» **Work required**
Reproduce the passage of the blog post on facing one's beliefs word for word, starting at the words "Every one of" and ending after the words "a grey monotony?".

» **Selection**
────
It's hard to put something here for you all that sounds so dismal, but I have realised if I don't let out what I'm facing inside, there's no likelihood I can break the spell. I have a fog over me, and part of this blog is to try to dispel it by making myself say truths. But to say good truths, one seems to have to own the bad 'truths' one is believing.
Every one of us believes a great many things that aren't true, that mess up our whole lives. The impact of what you believe on how you live your life is immense. I believe what we do comes directly out of what we think. So therefore, we must work to change what we think about the world.
But you can only change something if you know it is there. Sometimes it is too hard to face what one believes alone- sometimes it is so dark, you can't do it without going to the worst possible place (imagine, if you dare).
We have to drive ourselves to face what we are really thinking, and take ownership of what we believe. Then we get to decide: do I want to keep believing this, even as it tears my life into pieces, and turns all sanity in the world into chaos before my eyes? Do I want to believe things that only crush me into despair, and turn the world around into a grey monotony?
────
» **Record set**
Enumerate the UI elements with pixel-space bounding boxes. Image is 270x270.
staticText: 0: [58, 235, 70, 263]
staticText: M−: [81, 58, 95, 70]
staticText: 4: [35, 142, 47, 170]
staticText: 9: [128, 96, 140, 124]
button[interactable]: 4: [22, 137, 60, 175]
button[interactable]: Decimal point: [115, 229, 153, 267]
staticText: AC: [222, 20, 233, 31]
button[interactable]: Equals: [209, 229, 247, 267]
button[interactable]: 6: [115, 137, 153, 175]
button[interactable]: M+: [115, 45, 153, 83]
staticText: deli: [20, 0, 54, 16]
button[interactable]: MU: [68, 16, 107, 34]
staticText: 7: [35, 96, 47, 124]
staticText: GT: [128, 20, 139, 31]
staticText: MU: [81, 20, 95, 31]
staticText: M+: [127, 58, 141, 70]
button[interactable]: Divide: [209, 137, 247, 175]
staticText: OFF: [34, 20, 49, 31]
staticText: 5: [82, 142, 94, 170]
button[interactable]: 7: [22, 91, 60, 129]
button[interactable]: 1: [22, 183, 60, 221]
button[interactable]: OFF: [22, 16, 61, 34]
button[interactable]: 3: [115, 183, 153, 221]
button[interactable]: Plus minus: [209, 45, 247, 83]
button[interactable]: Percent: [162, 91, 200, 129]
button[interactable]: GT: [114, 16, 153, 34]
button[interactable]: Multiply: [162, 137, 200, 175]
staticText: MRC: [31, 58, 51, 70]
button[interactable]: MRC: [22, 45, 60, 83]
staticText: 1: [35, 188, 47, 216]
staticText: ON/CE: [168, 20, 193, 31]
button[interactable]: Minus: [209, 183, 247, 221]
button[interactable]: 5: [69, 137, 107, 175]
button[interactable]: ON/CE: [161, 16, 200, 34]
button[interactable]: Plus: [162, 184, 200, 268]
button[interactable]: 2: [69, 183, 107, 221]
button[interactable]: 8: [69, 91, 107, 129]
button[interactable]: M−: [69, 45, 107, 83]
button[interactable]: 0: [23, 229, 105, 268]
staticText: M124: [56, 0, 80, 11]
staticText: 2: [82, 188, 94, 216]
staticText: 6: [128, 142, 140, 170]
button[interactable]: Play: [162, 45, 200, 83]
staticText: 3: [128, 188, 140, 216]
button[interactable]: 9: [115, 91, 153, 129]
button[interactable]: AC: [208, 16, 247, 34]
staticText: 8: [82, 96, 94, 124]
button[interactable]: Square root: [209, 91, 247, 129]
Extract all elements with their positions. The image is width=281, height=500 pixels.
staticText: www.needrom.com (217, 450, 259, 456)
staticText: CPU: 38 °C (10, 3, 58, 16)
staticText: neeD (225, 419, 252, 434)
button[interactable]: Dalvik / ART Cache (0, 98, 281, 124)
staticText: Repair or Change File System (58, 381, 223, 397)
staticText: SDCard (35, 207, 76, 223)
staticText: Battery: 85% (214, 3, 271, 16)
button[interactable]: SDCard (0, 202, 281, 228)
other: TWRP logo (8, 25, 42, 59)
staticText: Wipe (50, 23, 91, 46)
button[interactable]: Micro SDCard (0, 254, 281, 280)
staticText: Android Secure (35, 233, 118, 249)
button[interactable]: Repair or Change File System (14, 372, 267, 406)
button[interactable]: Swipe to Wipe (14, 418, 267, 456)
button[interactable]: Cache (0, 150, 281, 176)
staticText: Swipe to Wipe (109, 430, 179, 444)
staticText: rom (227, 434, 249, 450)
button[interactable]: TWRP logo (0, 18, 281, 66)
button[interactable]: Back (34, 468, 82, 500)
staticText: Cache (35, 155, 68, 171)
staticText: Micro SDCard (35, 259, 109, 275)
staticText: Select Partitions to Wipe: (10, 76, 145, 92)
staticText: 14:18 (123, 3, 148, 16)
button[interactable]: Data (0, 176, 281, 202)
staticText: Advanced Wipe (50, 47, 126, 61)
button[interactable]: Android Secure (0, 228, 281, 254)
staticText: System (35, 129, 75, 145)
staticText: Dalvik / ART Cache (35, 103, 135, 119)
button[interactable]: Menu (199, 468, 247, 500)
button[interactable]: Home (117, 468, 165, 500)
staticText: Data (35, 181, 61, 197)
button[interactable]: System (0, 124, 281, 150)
────
» **Written reply**
Every one of us believes a great many things that aren't true, that mess up our whole lives. The impact of what you believe on how you live your life is immense. I believe what we do comes directly out of what we think. So therefore, we must work to change what we think about the world.
But you can only change something if you know it is there. Sometimes it is too hard to face what one believes alone- sometimes it is so dark, you can't do it without going to the worst possible place (imagine, if you dare).
We have to drive ourselves to face what we are really thinking, and take ownership of what we believe. Then we get to decide: do I want to keep believing this, even as it tears my life into pieces, and turns all sanity in the world into chaos before my eyes? Do I want to believe things that only crush me into despair, and turn the world around into a grey monotony?